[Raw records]
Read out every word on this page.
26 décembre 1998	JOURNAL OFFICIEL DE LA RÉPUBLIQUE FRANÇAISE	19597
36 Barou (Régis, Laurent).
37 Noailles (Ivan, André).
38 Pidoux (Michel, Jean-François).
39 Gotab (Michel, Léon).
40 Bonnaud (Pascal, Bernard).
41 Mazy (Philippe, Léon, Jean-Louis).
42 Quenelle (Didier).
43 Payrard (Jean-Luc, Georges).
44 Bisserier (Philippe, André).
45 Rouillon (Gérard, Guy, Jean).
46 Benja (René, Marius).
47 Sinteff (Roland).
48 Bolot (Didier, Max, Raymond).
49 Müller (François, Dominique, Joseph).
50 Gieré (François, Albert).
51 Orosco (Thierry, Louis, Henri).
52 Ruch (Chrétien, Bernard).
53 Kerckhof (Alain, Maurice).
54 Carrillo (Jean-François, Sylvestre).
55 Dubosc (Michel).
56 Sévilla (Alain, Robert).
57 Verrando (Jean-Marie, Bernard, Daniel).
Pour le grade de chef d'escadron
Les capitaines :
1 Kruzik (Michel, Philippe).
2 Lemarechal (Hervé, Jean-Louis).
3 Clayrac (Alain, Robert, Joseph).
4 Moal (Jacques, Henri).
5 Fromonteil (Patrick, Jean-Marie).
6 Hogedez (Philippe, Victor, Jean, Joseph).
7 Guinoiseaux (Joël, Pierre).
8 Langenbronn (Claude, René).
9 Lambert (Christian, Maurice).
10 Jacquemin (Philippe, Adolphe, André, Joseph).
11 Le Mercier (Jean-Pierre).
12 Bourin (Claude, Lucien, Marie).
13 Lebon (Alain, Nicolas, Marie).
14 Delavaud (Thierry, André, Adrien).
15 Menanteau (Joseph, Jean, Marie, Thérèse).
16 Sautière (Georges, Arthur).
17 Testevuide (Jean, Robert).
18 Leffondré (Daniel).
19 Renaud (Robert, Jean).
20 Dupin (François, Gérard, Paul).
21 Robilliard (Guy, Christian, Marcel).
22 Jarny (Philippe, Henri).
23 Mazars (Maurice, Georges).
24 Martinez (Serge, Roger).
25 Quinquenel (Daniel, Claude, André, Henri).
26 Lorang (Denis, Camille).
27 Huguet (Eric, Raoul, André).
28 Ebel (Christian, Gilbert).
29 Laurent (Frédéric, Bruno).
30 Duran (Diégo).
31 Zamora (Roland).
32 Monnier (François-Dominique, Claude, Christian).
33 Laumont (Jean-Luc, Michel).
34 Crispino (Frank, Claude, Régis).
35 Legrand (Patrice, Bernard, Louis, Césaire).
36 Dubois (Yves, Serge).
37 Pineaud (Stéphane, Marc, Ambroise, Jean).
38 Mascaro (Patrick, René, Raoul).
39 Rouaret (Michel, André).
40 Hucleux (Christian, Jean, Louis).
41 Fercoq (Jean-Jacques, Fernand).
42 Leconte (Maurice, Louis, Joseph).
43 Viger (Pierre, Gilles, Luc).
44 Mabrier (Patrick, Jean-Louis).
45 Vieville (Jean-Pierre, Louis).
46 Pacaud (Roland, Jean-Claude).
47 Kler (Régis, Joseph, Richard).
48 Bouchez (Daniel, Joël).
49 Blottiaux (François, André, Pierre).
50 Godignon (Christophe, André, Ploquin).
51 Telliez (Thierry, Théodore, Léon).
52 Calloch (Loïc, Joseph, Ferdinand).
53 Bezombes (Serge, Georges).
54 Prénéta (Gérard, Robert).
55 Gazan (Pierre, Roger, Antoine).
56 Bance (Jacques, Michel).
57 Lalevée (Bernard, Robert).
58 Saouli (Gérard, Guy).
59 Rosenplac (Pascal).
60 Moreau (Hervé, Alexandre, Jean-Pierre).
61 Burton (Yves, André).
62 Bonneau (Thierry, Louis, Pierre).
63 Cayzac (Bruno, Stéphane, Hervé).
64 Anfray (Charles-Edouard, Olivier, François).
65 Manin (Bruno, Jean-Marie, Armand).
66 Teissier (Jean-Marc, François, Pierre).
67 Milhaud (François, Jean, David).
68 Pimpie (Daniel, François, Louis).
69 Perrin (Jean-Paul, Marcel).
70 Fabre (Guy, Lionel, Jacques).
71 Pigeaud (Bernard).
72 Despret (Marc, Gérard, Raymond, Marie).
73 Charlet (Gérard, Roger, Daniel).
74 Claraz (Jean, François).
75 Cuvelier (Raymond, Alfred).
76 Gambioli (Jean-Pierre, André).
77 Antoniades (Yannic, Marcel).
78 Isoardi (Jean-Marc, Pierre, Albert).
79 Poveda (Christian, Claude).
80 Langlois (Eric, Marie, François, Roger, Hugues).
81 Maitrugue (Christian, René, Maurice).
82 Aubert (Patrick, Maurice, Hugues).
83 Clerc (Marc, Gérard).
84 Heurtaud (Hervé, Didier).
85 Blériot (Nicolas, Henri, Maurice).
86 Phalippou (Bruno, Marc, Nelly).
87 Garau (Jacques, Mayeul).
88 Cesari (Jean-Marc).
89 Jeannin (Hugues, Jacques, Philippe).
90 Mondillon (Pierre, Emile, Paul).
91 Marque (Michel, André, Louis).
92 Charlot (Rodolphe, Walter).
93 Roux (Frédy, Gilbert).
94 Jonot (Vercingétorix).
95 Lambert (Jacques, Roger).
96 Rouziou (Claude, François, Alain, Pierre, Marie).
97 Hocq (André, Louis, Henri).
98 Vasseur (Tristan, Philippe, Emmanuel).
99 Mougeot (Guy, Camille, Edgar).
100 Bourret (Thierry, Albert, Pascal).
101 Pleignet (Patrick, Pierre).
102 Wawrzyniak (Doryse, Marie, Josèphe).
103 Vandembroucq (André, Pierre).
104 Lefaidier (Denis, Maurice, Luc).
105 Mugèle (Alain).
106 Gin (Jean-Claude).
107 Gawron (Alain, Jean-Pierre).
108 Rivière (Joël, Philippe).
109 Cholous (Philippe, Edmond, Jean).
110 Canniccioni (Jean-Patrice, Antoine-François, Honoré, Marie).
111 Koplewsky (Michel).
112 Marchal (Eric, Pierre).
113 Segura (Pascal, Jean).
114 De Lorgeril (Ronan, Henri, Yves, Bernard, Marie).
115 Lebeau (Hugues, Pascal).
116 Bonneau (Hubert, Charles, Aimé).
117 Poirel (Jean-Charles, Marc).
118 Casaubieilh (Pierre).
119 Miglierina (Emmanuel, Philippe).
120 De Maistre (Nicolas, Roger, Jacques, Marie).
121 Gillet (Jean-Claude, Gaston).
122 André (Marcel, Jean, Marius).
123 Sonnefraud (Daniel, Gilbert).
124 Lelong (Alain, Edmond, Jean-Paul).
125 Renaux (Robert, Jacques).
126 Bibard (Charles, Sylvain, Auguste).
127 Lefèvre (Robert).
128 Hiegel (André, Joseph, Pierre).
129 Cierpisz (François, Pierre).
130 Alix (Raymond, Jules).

== TASK STATEMENT ==
Report the number of lines containing the string "Christian" and add nothing to it.

== ANSWER BELOW ==
7